%%

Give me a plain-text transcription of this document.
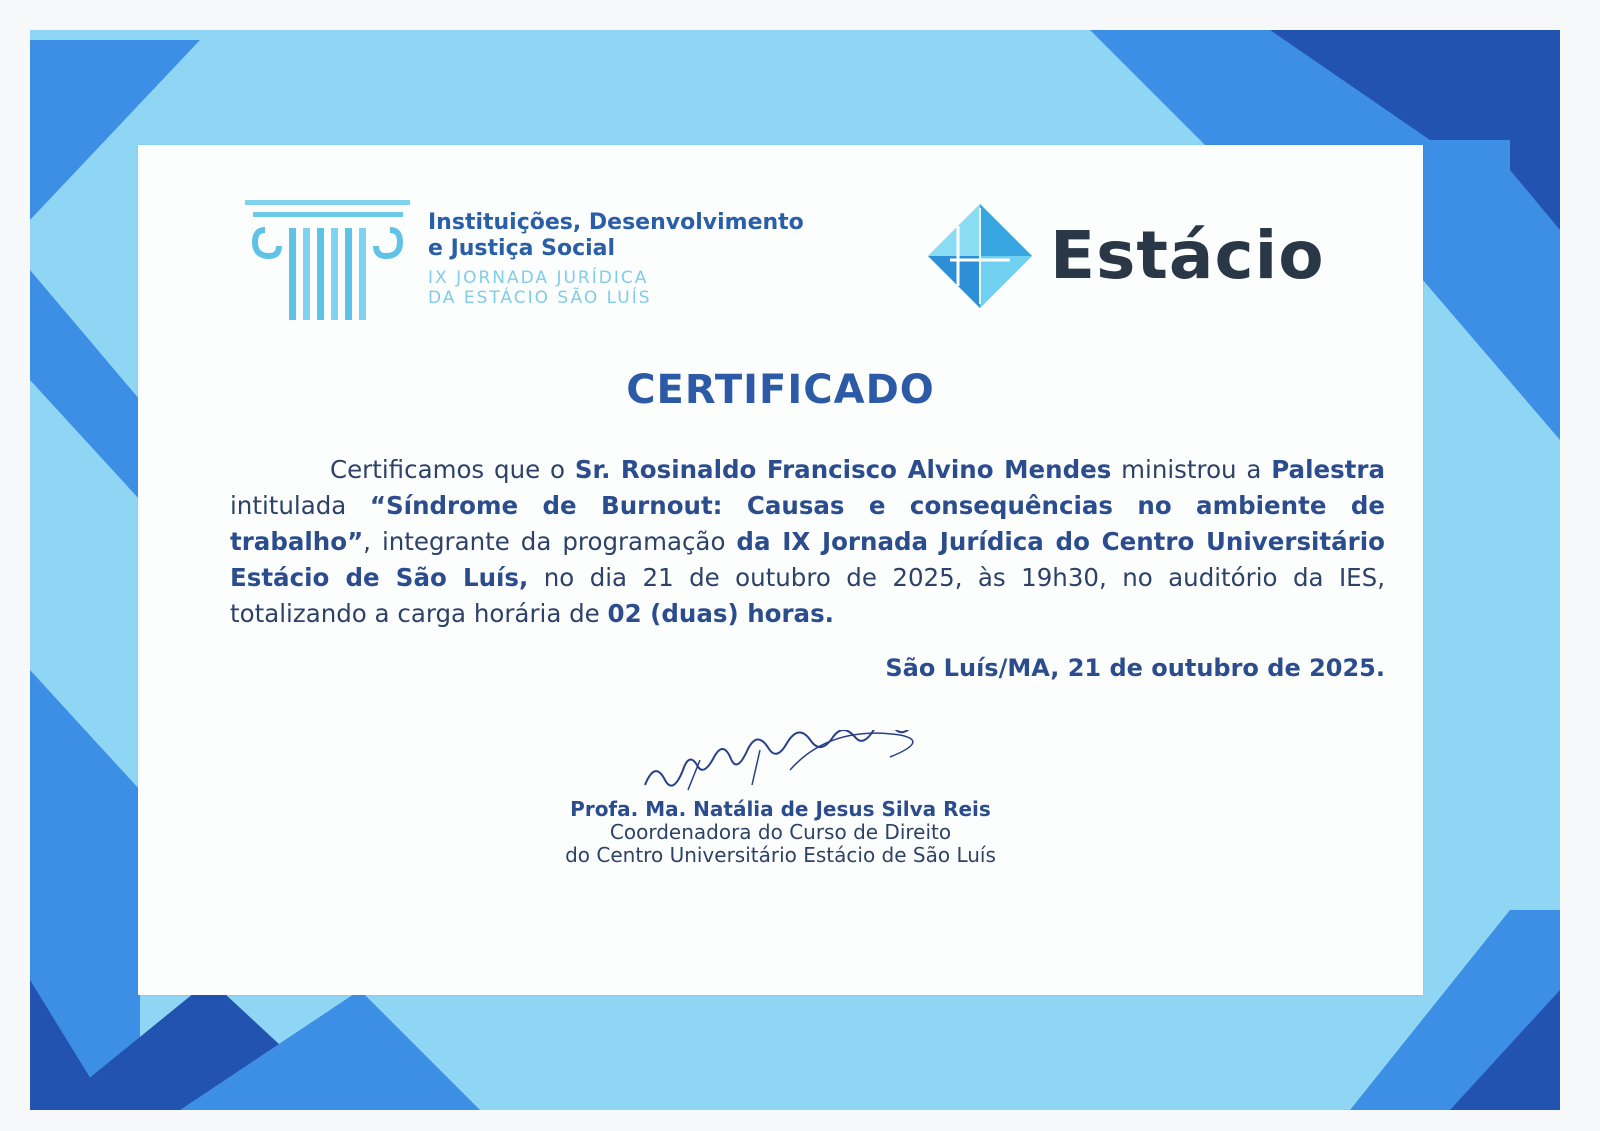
Instituições, Desenvolvimento
e Justiça Social
IX JORNADA JURÍDICA
DA ESTÁCIO SÃO LUÍS
Estácio
CERTIFICADO

Certificamos que o Sr. Rosinaldo Francisco Alvino Mendes ministrou a Palestra intitulada “Síndrome de Burnout: Causas e consequências no ambiente de trabalho”, integrante da programação da IX Jornada Jurídica do Centro Universitário Estácio de São Luís, no dia 21 de outubro de 2025, às 19h30, no auditório da IES, totalizando a carga horária de 02 (duas) horas.

São Luís/MA, 21 de outubro de 2025.
Profa. Ma. Natália de Jesus Silva Reis
Coordenadora do Curso de Direito
do Centro Universitário Estácio de São Luís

%%

EXERCISE PROMPT: Quote the preceding records in their entirety, excluding every picture.

SOLUTION TO THIS TASK:
Give me a plain-text transcription of this document.
Instituições, Desenvolvimento
e Justiça Social
IX JORNADA JURÍDICA
DA ESTÁCIO SÃO LUÍS
Estácio
CERTIFICADO

Certificamos que o Sr. Rosinaldo Francisco Alvino Mendes ministrou a Palestra intitulada “Síndrome de Burnout: Causas e consequências no ambiente de trabalho”, integrante da programação da IX Jornada Jurídica do Centro Universitário Estácio de São Luís, no dia 21 de outubro de 2025, às 19h30, no auditório da IES, totalizando a carga horária de 02 (duas) horas.

São Luís/MA, 21 de outubro de 2025.
Profa. Ma. Natália de Jesus Silva Reis
Coordenadora do Curso de Direito
do Centro Universitário Estácio de São Luís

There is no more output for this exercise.